* _Data for this task_:

· · · · ·

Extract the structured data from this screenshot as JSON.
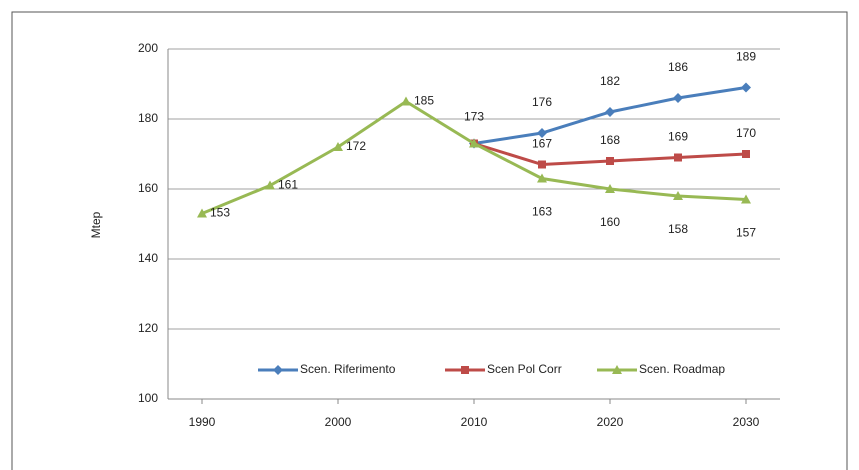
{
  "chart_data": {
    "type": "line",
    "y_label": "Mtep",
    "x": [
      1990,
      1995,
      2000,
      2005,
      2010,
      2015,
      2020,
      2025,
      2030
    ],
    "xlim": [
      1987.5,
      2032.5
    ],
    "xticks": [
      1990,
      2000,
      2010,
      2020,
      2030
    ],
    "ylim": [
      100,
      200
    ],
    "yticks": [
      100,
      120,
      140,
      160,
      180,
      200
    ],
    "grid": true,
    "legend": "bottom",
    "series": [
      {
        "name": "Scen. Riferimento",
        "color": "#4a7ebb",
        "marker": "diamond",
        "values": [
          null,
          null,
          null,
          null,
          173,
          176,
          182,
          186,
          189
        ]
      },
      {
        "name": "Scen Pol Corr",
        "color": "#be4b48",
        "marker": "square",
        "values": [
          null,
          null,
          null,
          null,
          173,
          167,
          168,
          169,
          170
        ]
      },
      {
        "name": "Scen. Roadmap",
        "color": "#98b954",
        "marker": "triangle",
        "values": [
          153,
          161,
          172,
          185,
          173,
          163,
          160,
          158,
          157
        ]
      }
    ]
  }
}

· · · · ·

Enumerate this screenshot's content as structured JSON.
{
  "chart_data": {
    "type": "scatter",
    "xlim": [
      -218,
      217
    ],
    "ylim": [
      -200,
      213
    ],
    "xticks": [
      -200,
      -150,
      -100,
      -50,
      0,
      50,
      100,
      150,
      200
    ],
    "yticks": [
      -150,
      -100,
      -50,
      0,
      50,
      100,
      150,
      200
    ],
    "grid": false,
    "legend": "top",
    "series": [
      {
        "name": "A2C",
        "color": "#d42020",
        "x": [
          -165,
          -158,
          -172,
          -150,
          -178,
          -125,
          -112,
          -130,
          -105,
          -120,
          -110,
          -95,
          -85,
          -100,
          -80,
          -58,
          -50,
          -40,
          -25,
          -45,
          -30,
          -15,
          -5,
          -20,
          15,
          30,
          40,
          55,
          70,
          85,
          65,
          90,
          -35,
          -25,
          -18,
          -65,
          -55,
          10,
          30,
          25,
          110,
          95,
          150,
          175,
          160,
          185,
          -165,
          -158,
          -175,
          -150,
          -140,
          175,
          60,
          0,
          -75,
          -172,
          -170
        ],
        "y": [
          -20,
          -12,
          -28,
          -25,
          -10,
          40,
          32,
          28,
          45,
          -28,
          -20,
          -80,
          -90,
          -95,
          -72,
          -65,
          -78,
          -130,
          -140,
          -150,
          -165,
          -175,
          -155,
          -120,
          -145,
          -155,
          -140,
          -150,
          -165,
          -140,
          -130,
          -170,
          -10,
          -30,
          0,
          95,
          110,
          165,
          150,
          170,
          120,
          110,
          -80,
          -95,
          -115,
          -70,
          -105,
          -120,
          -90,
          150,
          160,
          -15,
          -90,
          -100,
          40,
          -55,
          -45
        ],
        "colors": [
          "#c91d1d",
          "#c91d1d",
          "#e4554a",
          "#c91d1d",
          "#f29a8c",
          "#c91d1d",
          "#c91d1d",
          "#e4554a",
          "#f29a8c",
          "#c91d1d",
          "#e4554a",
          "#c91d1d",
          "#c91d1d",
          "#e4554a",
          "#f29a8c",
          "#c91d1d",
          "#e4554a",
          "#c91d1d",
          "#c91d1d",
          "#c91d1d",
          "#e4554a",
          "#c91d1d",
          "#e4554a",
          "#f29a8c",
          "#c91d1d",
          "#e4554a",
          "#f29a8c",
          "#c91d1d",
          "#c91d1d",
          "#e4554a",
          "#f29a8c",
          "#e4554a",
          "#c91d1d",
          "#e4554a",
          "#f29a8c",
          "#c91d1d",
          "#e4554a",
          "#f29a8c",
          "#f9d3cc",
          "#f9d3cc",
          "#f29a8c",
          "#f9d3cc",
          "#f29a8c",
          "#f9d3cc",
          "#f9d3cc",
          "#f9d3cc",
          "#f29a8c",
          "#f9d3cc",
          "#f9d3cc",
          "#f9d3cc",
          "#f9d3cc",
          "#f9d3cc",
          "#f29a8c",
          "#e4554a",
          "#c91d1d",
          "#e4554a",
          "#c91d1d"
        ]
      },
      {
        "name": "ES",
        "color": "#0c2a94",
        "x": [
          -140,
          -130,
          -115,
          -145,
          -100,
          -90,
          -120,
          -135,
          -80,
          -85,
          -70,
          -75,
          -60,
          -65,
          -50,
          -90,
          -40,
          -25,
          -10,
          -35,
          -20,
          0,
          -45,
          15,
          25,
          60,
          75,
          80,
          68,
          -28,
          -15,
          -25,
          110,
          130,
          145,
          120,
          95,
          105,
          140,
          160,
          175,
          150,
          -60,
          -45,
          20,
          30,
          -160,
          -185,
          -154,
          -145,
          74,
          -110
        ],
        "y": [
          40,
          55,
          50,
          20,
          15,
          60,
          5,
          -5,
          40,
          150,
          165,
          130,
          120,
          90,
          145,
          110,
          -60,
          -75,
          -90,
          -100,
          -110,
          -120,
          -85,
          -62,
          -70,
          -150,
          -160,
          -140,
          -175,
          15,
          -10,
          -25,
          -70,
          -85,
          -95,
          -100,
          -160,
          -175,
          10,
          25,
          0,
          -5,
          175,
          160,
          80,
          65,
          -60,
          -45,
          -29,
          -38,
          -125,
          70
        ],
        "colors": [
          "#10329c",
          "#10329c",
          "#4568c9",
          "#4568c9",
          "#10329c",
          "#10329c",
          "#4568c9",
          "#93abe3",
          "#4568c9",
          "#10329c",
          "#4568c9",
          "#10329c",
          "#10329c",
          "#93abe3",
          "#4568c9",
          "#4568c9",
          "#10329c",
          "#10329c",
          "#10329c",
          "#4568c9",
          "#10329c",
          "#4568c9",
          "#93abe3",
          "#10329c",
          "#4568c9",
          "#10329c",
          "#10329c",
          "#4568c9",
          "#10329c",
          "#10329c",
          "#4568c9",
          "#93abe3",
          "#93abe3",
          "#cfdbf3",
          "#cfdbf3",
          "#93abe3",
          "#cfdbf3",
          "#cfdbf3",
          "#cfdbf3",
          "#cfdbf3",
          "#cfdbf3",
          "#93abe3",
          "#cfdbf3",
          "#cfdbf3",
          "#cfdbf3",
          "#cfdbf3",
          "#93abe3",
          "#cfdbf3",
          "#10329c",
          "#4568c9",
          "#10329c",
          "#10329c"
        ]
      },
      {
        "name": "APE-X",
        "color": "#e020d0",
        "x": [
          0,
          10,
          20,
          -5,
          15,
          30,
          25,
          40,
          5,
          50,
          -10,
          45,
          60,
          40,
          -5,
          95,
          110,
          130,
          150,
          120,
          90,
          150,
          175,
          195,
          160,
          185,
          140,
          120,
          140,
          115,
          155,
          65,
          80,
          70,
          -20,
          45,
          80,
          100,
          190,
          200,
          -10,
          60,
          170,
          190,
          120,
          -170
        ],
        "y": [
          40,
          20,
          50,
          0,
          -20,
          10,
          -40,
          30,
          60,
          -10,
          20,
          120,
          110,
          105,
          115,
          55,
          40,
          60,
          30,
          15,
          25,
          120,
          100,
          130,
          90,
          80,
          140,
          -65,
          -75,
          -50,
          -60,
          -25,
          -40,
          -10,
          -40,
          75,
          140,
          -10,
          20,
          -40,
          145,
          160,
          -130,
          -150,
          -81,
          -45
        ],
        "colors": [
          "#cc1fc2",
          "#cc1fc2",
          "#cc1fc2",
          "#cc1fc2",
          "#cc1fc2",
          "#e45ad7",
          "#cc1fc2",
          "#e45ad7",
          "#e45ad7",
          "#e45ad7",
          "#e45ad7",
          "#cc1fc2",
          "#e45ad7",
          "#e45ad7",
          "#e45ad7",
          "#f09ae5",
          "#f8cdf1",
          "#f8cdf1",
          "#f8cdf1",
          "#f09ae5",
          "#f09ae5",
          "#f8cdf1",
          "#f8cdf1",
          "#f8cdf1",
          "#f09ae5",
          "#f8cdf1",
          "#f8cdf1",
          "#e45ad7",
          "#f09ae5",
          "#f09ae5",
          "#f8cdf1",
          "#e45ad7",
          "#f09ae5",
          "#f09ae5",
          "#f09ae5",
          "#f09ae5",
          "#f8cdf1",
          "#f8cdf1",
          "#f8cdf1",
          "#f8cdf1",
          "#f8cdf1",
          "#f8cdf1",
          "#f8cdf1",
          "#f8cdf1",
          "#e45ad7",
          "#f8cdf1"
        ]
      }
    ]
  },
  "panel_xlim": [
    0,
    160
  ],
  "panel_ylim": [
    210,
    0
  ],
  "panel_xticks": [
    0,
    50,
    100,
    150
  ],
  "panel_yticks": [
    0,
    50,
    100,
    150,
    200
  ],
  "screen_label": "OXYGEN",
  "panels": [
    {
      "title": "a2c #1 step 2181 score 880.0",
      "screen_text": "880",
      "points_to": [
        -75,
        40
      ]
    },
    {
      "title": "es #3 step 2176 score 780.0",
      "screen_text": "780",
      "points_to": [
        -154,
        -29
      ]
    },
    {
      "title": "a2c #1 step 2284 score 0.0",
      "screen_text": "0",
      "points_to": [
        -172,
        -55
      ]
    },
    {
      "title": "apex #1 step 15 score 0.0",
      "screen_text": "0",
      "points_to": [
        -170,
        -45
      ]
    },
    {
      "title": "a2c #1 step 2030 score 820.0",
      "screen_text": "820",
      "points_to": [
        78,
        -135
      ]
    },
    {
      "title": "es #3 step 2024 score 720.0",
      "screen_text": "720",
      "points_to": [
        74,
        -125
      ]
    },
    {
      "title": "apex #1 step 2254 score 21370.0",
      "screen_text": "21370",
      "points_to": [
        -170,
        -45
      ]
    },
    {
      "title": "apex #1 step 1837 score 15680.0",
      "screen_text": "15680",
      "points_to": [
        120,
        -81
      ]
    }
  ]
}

· · · · ·

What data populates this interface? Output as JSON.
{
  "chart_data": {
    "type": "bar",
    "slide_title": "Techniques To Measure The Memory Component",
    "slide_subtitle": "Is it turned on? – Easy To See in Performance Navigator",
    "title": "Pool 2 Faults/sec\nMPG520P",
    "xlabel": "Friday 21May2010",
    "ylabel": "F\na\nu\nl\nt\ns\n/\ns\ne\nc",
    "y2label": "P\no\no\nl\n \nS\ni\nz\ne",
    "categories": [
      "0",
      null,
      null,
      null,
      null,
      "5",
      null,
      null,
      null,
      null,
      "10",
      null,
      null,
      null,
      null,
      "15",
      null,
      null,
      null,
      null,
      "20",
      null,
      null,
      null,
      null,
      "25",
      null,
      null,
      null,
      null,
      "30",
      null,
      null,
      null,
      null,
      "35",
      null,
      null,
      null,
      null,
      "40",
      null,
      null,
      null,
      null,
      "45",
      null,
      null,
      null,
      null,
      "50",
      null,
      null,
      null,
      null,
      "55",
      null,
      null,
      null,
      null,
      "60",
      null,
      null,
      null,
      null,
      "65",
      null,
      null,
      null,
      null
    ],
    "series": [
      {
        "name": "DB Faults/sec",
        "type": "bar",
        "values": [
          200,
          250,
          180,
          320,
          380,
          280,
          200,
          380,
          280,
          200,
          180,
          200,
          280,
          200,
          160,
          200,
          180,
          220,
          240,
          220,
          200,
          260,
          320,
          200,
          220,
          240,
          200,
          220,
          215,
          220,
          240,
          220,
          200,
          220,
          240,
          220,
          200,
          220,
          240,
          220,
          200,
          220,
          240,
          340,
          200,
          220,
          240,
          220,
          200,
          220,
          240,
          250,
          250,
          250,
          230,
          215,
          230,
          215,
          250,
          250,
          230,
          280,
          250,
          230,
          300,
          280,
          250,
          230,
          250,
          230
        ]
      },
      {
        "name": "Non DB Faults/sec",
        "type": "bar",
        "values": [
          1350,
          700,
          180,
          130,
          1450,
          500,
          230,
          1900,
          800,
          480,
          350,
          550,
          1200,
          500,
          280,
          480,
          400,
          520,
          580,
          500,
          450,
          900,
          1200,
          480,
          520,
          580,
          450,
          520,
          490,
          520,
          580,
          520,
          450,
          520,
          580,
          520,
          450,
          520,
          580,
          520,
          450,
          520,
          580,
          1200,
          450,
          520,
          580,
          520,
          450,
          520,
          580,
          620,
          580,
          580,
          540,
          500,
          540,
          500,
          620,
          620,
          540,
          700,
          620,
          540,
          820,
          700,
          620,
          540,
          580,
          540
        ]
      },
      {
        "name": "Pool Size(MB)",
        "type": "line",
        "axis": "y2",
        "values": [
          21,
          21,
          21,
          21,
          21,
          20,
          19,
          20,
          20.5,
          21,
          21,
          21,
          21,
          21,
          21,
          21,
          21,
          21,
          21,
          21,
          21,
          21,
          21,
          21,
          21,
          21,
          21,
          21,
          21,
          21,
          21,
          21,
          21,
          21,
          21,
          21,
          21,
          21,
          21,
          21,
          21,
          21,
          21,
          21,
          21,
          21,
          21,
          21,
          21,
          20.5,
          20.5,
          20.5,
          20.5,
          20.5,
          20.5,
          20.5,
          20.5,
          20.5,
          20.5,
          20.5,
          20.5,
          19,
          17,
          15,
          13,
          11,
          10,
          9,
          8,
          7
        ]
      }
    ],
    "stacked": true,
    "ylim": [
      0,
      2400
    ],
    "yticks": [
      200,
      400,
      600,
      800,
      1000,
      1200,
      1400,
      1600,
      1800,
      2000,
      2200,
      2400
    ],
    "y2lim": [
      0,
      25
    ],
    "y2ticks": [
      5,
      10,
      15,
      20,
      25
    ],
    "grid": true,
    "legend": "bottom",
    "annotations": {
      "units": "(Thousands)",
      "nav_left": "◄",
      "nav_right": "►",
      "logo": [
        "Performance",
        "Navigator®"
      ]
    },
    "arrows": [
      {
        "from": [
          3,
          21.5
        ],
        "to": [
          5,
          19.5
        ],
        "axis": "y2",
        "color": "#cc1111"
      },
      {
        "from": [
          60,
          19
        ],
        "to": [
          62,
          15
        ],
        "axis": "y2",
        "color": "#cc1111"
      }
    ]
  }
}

· · · · ·

* _What you have to do_:
Only lines with the string "screenshot" belong in your answer; copy each one.

* _Response to this task_:
Extract the structured data from this screenshot as JSON.
Enumerate this screenshot's content as structured JSON.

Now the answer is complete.